[Start of Raw records]
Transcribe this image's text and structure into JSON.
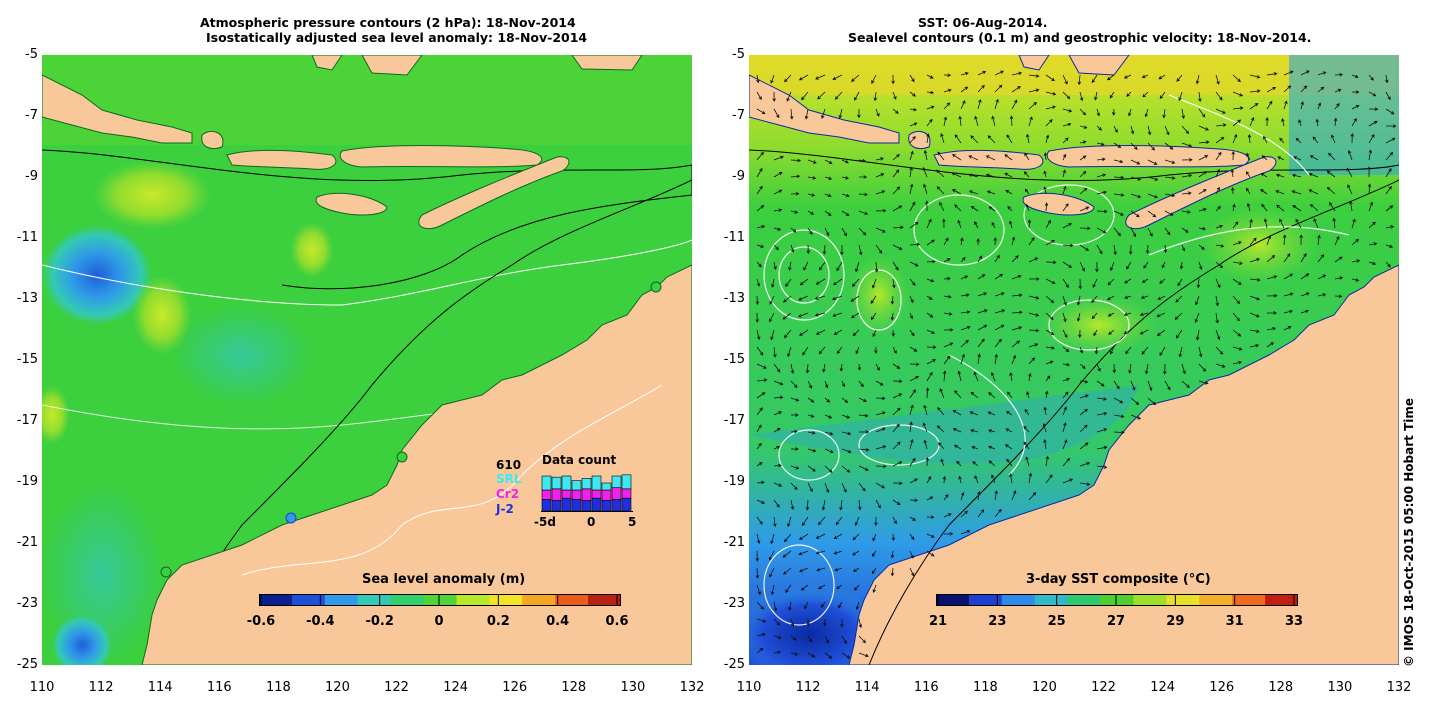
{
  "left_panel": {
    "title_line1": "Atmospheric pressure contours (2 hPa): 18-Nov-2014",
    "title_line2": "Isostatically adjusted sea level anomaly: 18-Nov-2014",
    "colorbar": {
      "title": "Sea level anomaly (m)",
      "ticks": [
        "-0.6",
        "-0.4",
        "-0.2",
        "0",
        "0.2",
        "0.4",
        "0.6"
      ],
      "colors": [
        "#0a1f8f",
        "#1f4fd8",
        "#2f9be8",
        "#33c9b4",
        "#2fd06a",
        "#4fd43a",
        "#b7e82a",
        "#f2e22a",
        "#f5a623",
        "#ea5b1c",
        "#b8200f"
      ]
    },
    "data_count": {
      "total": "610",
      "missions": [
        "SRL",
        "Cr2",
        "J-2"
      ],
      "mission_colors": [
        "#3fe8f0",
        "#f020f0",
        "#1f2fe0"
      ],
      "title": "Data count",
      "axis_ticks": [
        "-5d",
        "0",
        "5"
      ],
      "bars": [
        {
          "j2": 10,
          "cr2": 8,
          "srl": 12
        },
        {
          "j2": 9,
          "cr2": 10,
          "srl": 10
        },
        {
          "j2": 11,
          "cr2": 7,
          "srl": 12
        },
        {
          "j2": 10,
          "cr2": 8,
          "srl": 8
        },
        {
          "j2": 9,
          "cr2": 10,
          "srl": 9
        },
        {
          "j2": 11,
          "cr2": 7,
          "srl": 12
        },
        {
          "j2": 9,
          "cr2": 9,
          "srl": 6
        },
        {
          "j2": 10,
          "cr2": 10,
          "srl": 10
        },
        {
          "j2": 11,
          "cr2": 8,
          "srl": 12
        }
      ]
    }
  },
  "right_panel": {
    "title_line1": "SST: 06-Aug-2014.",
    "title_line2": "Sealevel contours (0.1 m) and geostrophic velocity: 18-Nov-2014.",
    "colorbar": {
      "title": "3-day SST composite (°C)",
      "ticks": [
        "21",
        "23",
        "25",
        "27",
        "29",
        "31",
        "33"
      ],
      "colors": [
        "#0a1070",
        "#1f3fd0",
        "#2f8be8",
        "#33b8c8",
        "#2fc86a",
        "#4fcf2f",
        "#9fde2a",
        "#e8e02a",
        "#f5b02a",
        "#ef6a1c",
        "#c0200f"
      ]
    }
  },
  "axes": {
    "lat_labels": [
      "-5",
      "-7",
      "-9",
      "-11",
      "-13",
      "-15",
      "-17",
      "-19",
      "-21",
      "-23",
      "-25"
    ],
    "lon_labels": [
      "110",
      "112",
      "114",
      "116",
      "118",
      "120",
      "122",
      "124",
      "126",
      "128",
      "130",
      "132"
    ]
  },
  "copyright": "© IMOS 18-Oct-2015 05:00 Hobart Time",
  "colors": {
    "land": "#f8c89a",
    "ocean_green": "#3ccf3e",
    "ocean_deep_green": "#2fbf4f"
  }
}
[End of Raw records]
[Start of Raw records]
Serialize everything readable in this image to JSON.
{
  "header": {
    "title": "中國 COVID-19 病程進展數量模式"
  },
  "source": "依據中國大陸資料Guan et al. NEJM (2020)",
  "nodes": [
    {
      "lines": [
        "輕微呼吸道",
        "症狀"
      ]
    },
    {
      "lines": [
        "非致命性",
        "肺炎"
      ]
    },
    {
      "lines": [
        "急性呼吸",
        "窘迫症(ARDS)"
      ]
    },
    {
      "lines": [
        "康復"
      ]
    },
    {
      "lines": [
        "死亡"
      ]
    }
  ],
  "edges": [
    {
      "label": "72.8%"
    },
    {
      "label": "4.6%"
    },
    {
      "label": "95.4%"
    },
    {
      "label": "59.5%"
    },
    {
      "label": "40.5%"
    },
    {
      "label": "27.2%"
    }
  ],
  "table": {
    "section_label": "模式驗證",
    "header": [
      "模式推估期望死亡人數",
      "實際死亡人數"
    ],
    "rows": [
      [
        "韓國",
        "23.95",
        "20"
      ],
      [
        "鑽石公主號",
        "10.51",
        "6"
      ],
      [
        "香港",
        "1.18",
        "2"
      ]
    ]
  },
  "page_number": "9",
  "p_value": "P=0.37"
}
[End of Raw records]
### Given request:
State the number of lines in the preceding entries that include the word "contours". Provide nothing else.

### Output below:
2